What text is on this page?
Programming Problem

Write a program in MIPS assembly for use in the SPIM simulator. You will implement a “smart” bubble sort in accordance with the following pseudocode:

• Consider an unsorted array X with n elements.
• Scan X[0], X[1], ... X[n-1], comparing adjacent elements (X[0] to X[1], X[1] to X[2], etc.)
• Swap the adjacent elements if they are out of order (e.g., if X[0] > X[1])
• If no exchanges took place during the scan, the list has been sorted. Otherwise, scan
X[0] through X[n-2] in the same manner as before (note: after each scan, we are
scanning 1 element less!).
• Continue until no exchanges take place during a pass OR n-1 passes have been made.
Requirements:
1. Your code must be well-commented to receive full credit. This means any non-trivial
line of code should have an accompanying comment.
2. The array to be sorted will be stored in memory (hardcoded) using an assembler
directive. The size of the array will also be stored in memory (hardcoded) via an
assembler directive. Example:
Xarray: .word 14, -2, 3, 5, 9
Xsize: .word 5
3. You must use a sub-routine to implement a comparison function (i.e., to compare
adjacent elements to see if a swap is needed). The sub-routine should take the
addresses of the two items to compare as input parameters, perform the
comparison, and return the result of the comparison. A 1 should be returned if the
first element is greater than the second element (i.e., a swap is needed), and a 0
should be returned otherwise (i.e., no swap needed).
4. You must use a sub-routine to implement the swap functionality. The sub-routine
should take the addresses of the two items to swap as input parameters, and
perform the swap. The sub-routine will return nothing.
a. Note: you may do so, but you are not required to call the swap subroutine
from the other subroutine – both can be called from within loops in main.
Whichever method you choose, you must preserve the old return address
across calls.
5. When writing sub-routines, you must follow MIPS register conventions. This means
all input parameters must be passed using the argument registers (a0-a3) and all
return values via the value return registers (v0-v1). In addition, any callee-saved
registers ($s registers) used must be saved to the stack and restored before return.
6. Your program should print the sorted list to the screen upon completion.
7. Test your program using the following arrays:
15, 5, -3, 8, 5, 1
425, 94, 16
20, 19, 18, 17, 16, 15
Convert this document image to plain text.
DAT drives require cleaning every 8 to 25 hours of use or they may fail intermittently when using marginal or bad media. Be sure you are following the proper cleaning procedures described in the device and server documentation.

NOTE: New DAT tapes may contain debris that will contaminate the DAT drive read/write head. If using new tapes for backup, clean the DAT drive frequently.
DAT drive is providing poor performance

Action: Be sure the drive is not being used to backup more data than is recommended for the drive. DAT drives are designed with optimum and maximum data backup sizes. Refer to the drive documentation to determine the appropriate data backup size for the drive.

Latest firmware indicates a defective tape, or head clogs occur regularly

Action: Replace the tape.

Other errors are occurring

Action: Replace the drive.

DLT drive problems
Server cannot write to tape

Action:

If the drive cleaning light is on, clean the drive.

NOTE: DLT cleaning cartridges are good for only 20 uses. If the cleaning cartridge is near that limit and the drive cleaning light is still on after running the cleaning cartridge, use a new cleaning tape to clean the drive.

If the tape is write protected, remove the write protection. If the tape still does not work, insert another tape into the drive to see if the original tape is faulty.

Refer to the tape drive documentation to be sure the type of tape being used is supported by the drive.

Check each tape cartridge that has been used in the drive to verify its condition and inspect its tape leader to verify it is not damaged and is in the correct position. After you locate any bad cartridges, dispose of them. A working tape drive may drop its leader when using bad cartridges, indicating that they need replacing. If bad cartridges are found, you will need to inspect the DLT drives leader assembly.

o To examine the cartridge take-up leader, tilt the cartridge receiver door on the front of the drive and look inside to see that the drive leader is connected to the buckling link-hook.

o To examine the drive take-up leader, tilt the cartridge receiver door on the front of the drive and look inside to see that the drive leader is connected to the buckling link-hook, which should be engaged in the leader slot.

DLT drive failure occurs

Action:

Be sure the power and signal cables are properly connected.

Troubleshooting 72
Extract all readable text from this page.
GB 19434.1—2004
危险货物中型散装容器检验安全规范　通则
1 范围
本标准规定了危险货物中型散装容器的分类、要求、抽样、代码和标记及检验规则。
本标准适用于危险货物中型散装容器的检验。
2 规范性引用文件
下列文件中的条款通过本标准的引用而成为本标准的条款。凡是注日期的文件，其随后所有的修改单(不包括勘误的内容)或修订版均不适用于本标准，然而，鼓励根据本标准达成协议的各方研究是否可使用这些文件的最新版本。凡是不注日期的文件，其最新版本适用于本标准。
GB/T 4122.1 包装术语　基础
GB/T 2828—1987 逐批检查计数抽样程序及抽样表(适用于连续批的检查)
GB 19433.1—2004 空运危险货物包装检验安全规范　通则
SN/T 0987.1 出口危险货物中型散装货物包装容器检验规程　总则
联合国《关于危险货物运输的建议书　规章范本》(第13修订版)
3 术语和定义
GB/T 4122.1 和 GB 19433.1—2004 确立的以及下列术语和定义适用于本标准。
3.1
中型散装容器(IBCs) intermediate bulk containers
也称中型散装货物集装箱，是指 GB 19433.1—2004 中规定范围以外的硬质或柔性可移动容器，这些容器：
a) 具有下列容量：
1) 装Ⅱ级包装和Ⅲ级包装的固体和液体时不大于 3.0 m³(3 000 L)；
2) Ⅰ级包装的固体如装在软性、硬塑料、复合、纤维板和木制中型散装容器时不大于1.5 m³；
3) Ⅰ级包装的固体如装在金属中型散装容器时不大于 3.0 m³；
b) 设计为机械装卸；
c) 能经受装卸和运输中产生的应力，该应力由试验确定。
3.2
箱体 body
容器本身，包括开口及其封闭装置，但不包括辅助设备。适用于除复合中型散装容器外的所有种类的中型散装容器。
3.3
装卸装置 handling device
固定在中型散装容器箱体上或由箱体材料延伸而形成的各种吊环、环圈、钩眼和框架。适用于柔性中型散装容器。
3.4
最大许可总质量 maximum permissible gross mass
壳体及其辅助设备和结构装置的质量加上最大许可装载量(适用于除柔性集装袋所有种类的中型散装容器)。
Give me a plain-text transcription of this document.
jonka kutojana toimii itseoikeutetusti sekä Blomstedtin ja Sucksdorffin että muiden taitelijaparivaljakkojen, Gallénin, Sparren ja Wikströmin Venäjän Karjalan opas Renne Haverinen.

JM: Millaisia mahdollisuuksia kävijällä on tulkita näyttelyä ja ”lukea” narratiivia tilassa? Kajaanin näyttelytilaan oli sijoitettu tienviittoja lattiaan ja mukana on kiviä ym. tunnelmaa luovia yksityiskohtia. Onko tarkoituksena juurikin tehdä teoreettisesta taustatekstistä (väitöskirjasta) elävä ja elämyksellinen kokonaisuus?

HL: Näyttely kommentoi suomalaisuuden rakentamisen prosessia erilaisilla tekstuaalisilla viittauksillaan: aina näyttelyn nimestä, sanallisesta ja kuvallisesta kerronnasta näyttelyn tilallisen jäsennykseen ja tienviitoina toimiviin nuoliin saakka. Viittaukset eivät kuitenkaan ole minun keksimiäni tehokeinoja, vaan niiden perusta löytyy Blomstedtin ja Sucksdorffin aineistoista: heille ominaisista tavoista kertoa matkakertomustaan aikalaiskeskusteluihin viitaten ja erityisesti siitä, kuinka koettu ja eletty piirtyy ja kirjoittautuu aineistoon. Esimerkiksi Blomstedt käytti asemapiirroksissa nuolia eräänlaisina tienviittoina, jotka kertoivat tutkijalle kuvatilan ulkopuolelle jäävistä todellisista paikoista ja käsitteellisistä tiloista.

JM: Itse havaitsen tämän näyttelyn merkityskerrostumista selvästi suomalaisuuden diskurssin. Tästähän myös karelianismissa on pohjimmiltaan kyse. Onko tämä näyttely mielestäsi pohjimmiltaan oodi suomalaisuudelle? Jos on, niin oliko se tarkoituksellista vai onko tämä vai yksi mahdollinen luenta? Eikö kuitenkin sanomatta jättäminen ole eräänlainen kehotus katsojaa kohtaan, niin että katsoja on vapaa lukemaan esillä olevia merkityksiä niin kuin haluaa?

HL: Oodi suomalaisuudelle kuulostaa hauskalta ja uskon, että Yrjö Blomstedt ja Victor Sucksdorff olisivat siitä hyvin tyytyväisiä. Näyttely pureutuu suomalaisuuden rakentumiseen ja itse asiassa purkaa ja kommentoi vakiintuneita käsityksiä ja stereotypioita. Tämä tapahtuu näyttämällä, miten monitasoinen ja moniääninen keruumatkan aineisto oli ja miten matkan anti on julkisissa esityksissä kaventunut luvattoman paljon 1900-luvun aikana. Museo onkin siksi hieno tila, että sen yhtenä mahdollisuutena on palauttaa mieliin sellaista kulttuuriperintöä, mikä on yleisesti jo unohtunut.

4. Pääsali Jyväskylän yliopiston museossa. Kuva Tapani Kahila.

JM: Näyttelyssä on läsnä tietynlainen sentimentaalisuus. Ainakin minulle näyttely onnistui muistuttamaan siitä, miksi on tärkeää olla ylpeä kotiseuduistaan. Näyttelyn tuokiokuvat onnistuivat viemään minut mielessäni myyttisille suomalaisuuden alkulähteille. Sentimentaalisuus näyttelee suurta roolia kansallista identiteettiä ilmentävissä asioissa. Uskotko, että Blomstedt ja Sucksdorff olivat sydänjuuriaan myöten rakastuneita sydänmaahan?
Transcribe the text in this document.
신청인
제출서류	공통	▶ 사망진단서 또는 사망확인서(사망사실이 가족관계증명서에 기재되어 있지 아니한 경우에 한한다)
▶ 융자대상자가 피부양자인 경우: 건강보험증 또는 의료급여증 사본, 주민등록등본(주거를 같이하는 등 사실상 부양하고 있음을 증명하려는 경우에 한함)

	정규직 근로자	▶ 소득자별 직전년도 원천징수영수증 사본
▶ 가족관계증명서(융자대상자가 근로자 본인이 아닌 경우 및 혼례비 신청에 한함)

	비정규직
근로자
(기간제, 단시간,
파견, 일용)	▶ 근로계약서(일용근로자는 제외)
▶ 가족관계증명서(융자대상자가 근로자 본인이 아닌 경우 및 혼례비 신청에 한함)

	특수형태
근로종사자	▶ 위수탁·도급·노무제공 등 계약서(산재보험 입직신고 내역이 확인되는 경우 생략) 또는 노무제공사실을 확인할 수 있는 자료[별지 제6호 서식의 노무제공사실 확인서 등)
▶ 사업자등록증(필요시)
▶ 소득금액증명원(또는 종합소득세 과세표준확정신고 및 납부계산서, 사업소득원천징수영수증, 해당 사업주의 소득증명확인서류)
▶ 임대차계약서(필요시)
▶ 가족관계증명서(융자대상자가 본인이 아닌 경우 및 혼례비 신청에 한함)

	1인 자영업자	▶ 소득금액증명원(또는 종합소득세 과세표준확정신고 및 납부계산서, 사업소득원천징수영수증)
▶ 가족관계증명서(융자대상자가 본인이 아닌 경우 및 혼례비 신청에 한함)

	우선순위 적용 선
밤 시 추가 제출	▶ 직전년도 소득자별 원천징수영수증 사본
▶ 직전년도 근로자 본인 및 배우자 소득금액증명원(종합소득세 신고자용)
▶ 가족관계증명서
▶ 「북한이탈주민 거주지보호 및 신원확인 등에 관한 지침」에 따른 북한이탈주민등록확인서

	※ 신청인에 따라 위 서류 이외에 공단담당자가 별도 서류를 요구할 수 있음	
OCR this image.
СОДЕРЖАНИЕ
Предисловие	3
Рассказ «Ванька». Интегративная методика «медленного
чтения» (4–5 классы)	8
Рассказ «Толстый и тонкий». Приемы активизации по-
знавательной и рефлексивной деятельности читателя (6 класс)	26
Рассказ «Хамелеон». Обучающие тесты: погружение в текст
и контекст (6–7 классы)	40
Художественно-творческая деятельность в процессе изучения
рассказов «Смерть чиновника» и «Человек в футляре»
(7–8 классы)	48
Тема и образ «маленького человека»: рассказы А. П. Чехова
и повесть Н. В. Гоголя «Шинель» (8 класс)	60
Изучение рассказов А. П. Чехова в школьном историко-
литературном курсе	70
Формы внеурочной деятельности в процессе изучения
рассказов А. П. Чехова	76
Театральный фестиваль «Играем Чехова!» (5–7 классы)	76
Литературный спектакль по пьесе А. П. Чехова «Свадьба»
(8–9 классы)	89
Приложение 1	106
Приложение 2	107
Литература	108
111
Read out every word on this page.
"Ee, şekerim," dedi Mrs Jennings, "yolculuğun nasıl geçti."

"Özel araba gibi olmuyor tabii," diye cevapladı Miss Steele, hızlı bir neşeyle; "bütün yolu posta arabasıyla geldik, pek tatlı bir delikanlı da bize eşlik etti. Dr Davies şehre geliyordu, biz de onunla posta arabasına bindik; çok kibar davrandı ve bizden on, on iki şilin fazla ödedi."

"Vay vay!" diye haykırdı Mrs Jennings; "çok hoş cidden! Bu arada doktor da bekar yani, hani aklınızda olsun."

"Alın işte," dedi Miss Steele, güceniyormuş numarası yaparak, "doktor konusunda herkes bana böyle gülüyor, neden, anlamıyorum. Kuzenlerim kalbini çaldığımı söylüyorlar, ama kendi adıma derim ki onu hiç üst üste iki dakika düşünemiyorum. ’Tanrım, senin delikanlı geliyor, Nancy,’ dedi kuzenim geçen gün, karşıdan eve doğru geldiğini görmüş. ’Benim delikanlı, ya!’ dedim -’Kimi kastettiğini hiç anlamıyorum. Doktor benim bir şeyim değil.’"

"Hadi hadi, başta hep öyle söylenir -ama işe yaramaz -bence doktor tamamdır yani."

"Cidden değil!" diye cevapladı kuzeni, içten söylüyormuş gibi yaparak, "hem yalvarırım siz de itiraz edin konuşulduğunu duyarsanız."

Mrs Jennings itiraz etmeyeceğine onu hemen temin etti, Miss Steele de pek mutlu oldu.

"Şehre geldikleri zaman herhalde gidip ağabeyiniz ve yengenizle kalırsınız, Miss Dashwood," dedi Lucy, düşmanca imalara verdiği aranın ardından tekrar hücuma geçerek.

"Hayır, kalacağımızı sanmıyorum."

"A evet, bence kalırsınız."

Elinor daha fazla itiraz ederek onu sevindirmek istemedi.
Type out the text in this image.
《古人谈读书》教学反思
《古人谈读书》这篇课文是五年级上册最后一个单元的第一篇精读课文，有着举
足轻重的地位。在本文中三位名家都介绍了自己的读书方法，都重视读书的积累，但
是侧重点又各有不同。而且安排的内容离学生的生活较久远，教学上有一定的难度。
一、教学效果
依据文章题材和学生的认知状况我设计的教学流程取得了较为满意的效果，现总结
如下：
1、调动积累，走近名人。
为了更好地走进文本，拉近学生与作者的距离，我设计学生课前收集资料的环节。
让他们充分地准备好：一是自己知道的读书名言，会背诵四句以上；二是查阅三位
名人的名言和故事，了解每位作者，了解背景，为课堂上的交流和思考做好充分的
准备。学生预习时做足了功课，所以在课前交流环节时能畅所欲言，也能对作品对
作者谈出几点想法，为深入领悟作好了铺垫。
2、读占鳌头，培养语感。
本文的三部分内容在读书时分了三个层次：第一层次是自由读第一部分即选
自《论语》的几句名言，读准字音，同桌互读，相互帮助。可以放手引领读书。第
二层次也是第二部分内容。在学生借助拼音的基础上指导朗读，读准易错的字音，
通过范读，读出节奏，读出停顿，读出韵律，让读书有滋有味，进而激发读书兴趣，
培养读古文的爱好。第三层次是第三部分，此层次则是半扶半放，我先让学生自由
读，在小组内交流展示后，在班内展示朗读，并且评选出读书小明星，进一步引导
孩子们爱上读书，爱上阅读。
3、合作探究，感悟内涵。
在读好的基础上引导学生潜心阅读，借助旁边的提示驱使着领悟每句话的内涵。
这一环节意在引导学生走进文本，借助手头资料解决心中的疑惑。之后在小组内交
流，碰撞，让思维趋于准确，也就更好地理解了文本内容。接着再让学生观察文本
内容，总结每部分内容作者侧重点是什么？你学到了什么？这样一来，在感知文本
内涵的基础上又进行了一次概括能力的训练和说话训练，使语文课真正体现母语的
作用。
..............................
§ Exercise
Show every line from the listing above in which the string "image" appears.

§ The reply
Convert this document image to plain text.
OCR this image.
Type out the text in this image.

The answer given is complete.